→ **Aim of the task**: Transcribe every line exactly. Leave the pictures behind.

→ **Information shown**:
————
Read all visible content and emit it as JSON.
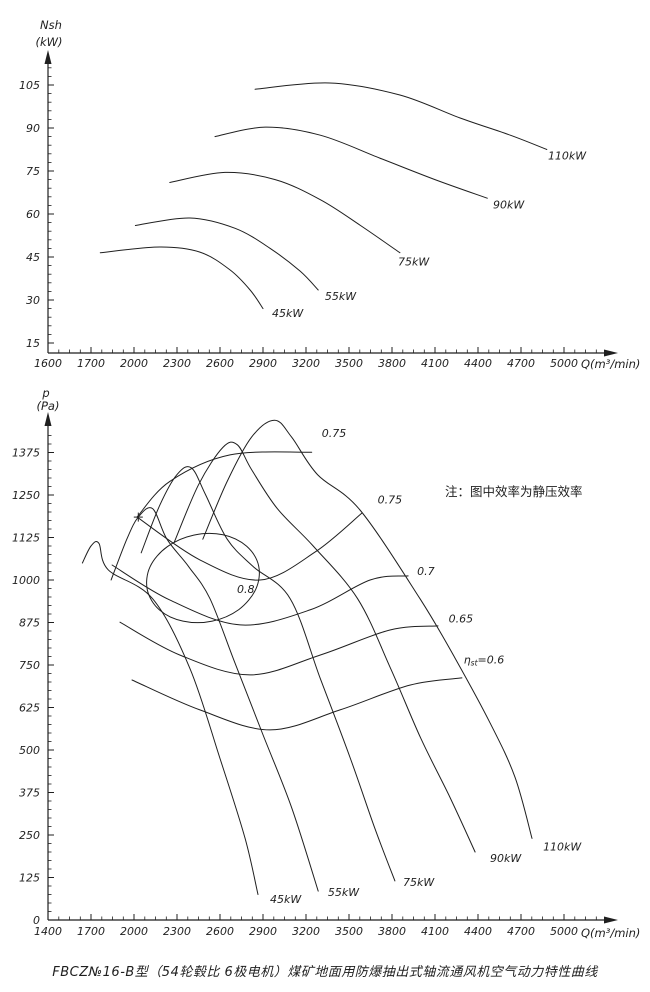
{
  "figure": {
    "caption": "FBCZ№16-B型（54轮毂比 6极电机）煤矿地面用防爆抽出式轴流通风机空气动力特性曲线",
    "background": "#ffffff",
    "ink": "#1f1f1f"
  },
  "chart_data": [
    {
      "id": "power-chart",
      "type": "line",
      "ylabel_lines": [
        "Nsh",
        "(kW)"
      ],
      "xlabel": "Q(m³/min)",
      "x_axis": {
        "labeled_ticks": [
          1600,
          1700,
          2000,
          2300,
          2600,
          2900,
          3200,
          3500,
          3800,
          4100,
          4400,
          4700,
          5000
        ]
      },
      "y_axis": {
        "labeled_ticks": [
          15,
          30,
          45,
          60,
          75,
          90,
          105
        ]
      },
      "series": [
        {
          "name": "45kW",
          "label_at": [
            2963,
            24
          ],
          "points": [
            [
              1765,
              46.5
            ],
            [
              2180,
              48.5
            ],
            [
              2460,
              46.7
            ],
            [
              2670,
              40.5
            ],
            [
              2810,
              33.5
            ],
            [
              2900,
              27
            ]
          ]
        },
        {
          "name": "55kW",
          "label_at": [
            3332,
            30
          ],
          "points": [
            [
              2010,
              56
            ],
            [
              2390,
              58.6
            ],
            [
              2705,
              55
            ],
            [
              2950,
              48
            ],
            [
              3160,
              40
            ],
            [
              3285,
              33.5
            ]
          ]
        },
        {
          "name": "75kW",
          "label_at": [
            3842,
            42
          ],
          "points": [
            [
              2250,
              71
            ],
            [
              2635,
              74.5
            ],
            [
              2985,
              72
            ],
            [
              3300,
              65
            ],
            [
              3580,
              56
            ],
            [
              3855,
              46.5
            ]
          ]
        },
        {
          "name": "90kW",
          "label_at": [
            4505,
            62
          ],
          "points": [
            [
              2565,
              87
            ],
            [
              2915,
              90.3
            ],
            [
              3300,
              87.5
            ],
            [
              3715,
              79.5
            ],
            [
              4100,
              72
            ],
            [
              4465,
              65.5
            ]
          ]
        },
        {
          "name": "110kW",
          "label_at": [
            4888,
            79
          ],
          "points": [
            [
              2845,
              103.5
            ],
            [
              3365,
              105.7
            ],
            [
              3855,
              101.5
            ],
            [
              4275,
              93.5
            ],
            [
              4625,
              87.5
            ],
            [
              4880,
              82.5
            ]
          ]
        }
      ]
    },
    {
      "id": "pressure-chart",
      "type": "line",
      "ylabel_lines": [
        "p",
        "(Pa)"
      ],
      "xlabel": "Q(m³/min)",
      "note": "注：图中效率为静压效率",
      "x_axis": {
        "labeled_ticks": [
          1400,
          1700,
          2000,
          2300,
          2600,
          2900,
          3200,
          3500,
          3800,
          4100,
          4400,
          4700,
          5000
        ]
      },
      "y_axis": {
        "labeled_ticks": [
          0,
          125,
          250,
          375,
          500,
          625,
          750,
          875,
          1000,
          1125,
          1250,
          1375
        ]
      },
      "stall_marker": [
        2030,
        1185
      ],
      "series": [
        {
          "name": "45kW",
          "label_at": [
            2949,
            50
          ],
          "points": [
            [
              1640,
              1050
            ],
            [
              1700,
              1100
            ],
            [
              1755,
              1108
            ],
            [
              1820,
              1030
            ],
            [
              2130,
              945
            ],
            [
              2390,
              740
            ],
            [
              2600,
              475
            ],
            [
              2775,
              240
            ],
            [
              2865,
              75
            ]
          ]
        },
        {
          "name": "55kW",
          "label_at": [
            3353,
            70
          ],
          "points": [
            [
              1840,
              1000
            ],
            [
              1950,
              1120
            ],
            [
              2030,
              1185
            ],
            [
              2130,
              1210
            ],
            [
              2230,
              1120
            ],
            [
              2380,
              1040
            ],
            [
              2530,
              945
            ],
            [
              2705,
              755
            ],
            [
              2895,
              550
            ],
            [
              3100,
              330
            ],
            [
              3285,
              85
            ]
          ]
        },
        {
          "name": "75kW",
          "label_at": [
            3877,
            100
          ],
          "points": [
            [
              2050,
              1080
            ],
            [
              2180,
              1220
            ],
            [
              2300,
              1310
            ],
            [
              2400,
              1330
            ],
            [
              2500,
              1250
            ],
            [
              2650,
              1120
            ],
            [
              2830,
              1040
            ],
            [
              3090,
              945
            ],
            [
              3300,
              710
            ],
            [
              3510,
              475
            ],
            [
              3680,
              270
            ],
            [
              3820,
              115
            ]
          ]
        },
        {
          "name": "90kW",
          "label_at": [
            4484,
            170
          ],
          "points": [
            [
              2280,
              1110
            ],
            [
              2450,
              1280
            ],
            [
              2620,
              1390
            ],
            [
              2720,
              1398
            ],
            [
              2820,
              1325
            ],
            [
              3000,
              1210
            ],
            [
              3250,
              1100
            ],
            [
              3560,
              945
            ],
            [
              3790,
              740
            ],
            [
              4000,
              535
            ],
            [
              4205,
              360
            ],
            [
              4380,
              200
            ]
          ]
        },
        {
          "name": "110kW",
          "label_at": [
            4854,
            205
          ],
          "points": [
            [
              2480,
              1120
            ],
            [
              2650,
              1290
            ],
            [
              2820,
              1420
            ],
            [
              2980,
              1470
            ],
            [
              3100,
              1420
            ],
            [
              3280,
              1310
            ],
            [
              3577,
              1206
            ],
            [
              3995,
              945
            ],
            [
              4240,
              770
            ],
            [
              4484,
              580
            ],
            [
              4658,
              420
            ],
            [
              4777,
              240
            ]
          ]
        }
      ],
      "efficiency_contours": [
        {
          "label": "0.75",
          "label_at": [
            3310,
            1420
          ],
          "points": [
            [
              2021,
              1185
            ],
            [
              2250,
              1290
            ],
            [
              2670,
              1368
            ],
            [
              3240,
              1376
            ]
          ]
        },
        {
          "label": "0.75",
          "label_at": [
            3700,
            1225
          ],
          "points": [
            [
              2021,
              1185
            ],
            [
              2460,
              1059
            ],
            [
              2879,
              1000
            ],
            [
              3263,
              1082
            ],
            [
              3591,
              1197
            ]
          ]
        },
        {
          "label": "0.7",
          "label_at": [
            3975,
            1015
          ],
          "points": [
            [
              1847,
              1044
            ],
            [
              2251,
              941
            ],
            [
              2740,
              868
            ],
            [
              3228,
              912
            ],
            [
              3647,
              1000
            ],
            [
              3912,
              1012
            ]
          ]
        },
        {
          "label": "0.65",
          "label_at": [
            4195,
            875
          ],
          "points": [
            [
              1902,
              876
            ],
            [
              2321,
              779
            ],
            [
              2809,
              721
            ],
            [
              3298,
              779
            ],
            [
              3786,
              853
            ],
            [
              4121,
              865
            ]
          ]
        },
        {
          "label": "ηst=0.6",
          "label_parts": [
            "η",
            "st",
            "=0.6"
          ],
          "label_at": [
            4300,
            755
          ],
          "points": [
            [
              1986,
              706
            ],
            [
              2460,
              618
            ],
            [
              2949,
              559
            ],
            [
              3437,
              618
            ],
            [
              3925,
              691
            ],
            [
              4288,
              712
            ]
          ]
        },
        {
          "label": "0.8",
          "closed": true,
          "label_at": [
            2719,
            962
          ],
          "points": [
            [
              2870,
              1041
            ],
            [
              2850,
              973
            ],
            [
              2731,
              913
            ],
            [
              2546,
              879
            ],
            [
              2342,
              879
            ],
            [
              2177,
              912
            ],
            [
              2093,
              971
            ],
            [
              2112,
              1039
            ],
            [
              2232,
              1098
            ],
            [
              2417,
              1132
            ],
            [
              2621,
              1133
            ],
            [
              2786,
              1099
            ]
          ]
        }
      ]
    }
  ]
}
————
→ **Problem solution**:
Read all visible content and emit it as JSON.
{
  "figure": {
    "caption": "FBCZ№16-B型（54轮毂比 6极电机）煤矿地面用防爆抽出式轴流通风机空气动力特性曲线",
    "background": "#ffffff",
    "ink": "#1f1f1f"
  },
  "chart_data": [
    {
      "id": "power-chart",
      "type": "line",
      "ylabel_lines": [
        "Nsh",
        "(kW)"
      ],
      "xlabel": "Q(m³/min)",
      "x_axis": {
        "labeled_ticks": [
          1600,
          1700,
          2000,
          2300,
          2600,
          2900,
          3200,
          3500,
          3800,
          4100,
          4400,
          4700,
          5000
        ]
      },
      "y_axis": {
        "labeled_ticks": [
          15,
          30,
          45,
          60,
          75,
          90,
          105
        ]
      },
      "series": [
        {
          "name": "45kW",
          "label_at": [
            2963,
            24
          ],
          "points": [
            [
              1765,
              46.5
            ],
            [
              2180,
              48.5
            ],
            [
              2460,
              46.7
            ],
            [
              2670,
              40.5
            ],
            [
              2810,
              33.5
            ],
            [
              2900,
              27
            ]
          ]
        },
        {
          "name": "55kW",
          "label_at": [
            3332,
            30
          ],
          "points": [
            [
              2010,
              56
            ],
            [
              2390,
              58.6
            ],
            [
              2705,
              55
            ],
            [
              2950,
              48
            ],
            [
              3160,
              40
            ],
            [
              3285,
              33.5
            ]
          ]
        },
        {
          "name": "75kW",
          "label_at": [
            3842,
            42
          ],
          "points": [
            [
              2250,
              71
            ],
            [
              2635,
              74.5
            ],
            [
              2985,
              72
            ],
            [
              3300,
              65
            ],
            [
              3580,
              56
            ],
            [
              3855,
              46.5
            ]
          ]
        },
        {
          "name": "90kW",
          "label_at": [
            4505,
            62
          ],
          "points": [
            [
              2565,
              87
            ],
            [
              2915,
              90.3
            ],
            [
              3300,
              87.5
            ],
            [
              3715,
              79.5
            ],
            [
              4100,
              72
            ],
            [
              4465,
              65.5
            ]
          ]
        },
        {
          "name": "110kW",
          "label_at": [
            4888,
            79
          ],
          "points": [
            [
              2845,
              103.5
            ],
            [
              3365,
              105.7
            ],
            [
              3855,
              101.5
            ],
            [
              4275,
              93.5
            ],
            [
              4625,
              87.5
            ],
            [
              4880,
              82.5
            ]
          ]
        }
      ]
    },
    {
      "id": "pressure-chart",
      "type": "line",
      "ylabel_lines": [
        "p",
        "(Pa)"
      ],
      "xlabel": "Q(m³/min)",
      "note": "注：图中效率为静压效率",
      "x_axis": {
        "labeled_ticks": [
          1400,
          1700,
          2000,
          2300,
          2600,
          2900,
          3200,
          3500,
          3800,
          4100,
          4400,
          4700,
          5000
        ]
      },
      "y_axis": {
        "labeled_ticks": [
          0,
          125,
          250,
          375,
          500,
          625,
          750,
          875,
          1000,
          1125,
          1250,
          1375
        ]
      },
      "stall_marker": [
        2030,
        1185
      ],
      "series": [
        {
          "name": "45kW",
          "label_at": [
            2949,
            50
          ],
          "points": [
            [
              1640,
              1050
            ],
            [
              1700,
              1100
            ],
            [
              1755,
              1108
            ],
            [
              1820,
              1030
            ],
            [
              2130,
              945
            ],
            [
              2390,
              740
            ],
            [
              2600,
              475
            ],
            [
              2775,
              240
            ],
            [
              2865,
              75
            ]
          ]
        },
        {
          "name": "55kW",
          "label_at": [
            3353,
            70
          ],
          "points": [
            [
              1840,
              1000
            ],
            [
              1950,
              1120
            ],
            [
              2030,
              1185
            ],
            [
              2130,
              1210
            ],
            [
              2230,
              1120
            ],
            [
              2380,
              1040
            ],
            [
              2530,
              945
            ],
            [
              2705,
              755
            ],
            [
              2895,
              550
            ],
            [
              3100,
              330
            ],
            [
              3285,
              85
            ]
          ]
        },
        {
          "name": "75kW",
          "label_at": [
            3877,
            100
          ],
          "points": [
            [
              2050,
              1080
            ],
            [
              2180,
              1220
            ],
            [
              2300,
              1310
            ],
            [
              2400,
              1330
            ],
            [
              2500,
              1250
            ],
            [
              2650,
              1120
            ],
            [
              2830,
              1040
            ],
            [
              3090,
              945
            ],
            [
              3300,
              710
            ],
            [
              3510,
              475
            ],
            [
              3680,
              270
            ],
            [
              3820,
              115
            ]
          ]
        },
        {
          "name": "90kW",
          "label_at": [
            4484,
            170
          ],
          "points": [
            [
              2280,
              1110
            ],
            [
              2450,
              1280
            ],
            [
              2620,
              1390
            ],
            [
              2720,
              1398
            ],
            [
              2820,
              1325
            ],
            [
              3000,
              1210
            ],
            [
              3250,
              1100
            ],
            [
              3560,
              945
            ],
            [
              3790,
              740
            ],
            [
              4000,
              535
            ],
            [
              4205,
              360
            ],
            [
              4380,
              200
            ]
          ]
        },
        {
          "name": "110kW",
          "label_at": [
            4854,
            205
          ],
          "points": [
            [
              2480,
              1120
            ],
            [
              2650,
              1290
            ],
            [
              2820,
              1420
            ],
            [
              2980,
              1470
            ],
            [
              3100,
              1420
            ],
            [
              3280,
              1310
            ],
            [
              3577,
              1206
            ],
            [
              3995,
              945
            ],
            [
              4240,
              770
            ],
            [
              4484,
              580
            ],
            [
              4658,
              420
            ],
            [
              4777,
              240
            ]
          ]
        }
      ],
      "efficiency_contours": [
        {
          "label": "0.75",
          "label_at": [
            3310,
            1420
          ],
          "points": [
            [
              2021,
              1185
            ],
            [
              2250,
              1290
            ],
            [
              2670,
              1368
            ],
            [
              3240,
              1376
            ]
          ]
        },
        {
          "label": "0.75",
          "label_at": [
            3700,
            1225
          ],
          "points": [
            [
              2021,
              1185
            ],
            [
              2460,
              1059
            ],
            [
              2879,
              1000
            ],
            [
              3263,
              1082
            ],
            [
              3591,
              1197
            ]
          ]
        },
        {
          "label": "0.7",
          "label_at": [
            3975,
            1015
          ],
          "points": [
            [
              1847,
              1044
            ],
            [
              2251,
              941
            ],
            [
              2740,
              868
            ],
            [
              3228,
              912
            ],
            [
              3647,
              1000
            ],
            [
              3912,
              1012
            ]
          ]
        },
        {
          "label": "0.65",
          "label_at": [
            4195,
            875
          ],
          "points": [
            [
              1902,
              876
            ],
            [
              2321,
              779
            ],
            [
              2809,
              721
            ],
            [
              3298,
              779
            ],
            [
              3786,
              853
            ],
            [
              4121,
              865
            ]
          ]
        },
        {
          "label": "ηst=0.6",
          "label_parts": [
            "η",
            "st",
            "=0.6"
          ],
          "label_at": [
            4300,
            755
          ],
          "points": [
            [
              1986,
              706
            ],
            [
              2460,
              618
            ],
            [
              2949,
              559
            ],
            [
              3437,
              618
            ],
            [
              3925,
              691
            ],
            [
              4288,
              712
            ]
          ]
        },
        {
          "label": "0.8",
          "closed": true,
          "label_at": [
            2719,
            962
          ],
          "points": [
            [
              2870,
              1041
            ],
            [
              2850,
              973
            ],
            [
              2731,
              913
            ],
            [
              2546,
              879
            ],
            [
              2342,
              879
            ],
            [
              2177,
              912
            ],
            [
              2093,
              971
            ],
            [
              2112,
              1039
            ],
            [
              2232,
              1098
            ],
            [
              2417,
              1132
            ],
            [
              2621,
              1133
            ],
            [
              2786,
              1099
            ]
          ]
        }
      ]
    }
  ]
}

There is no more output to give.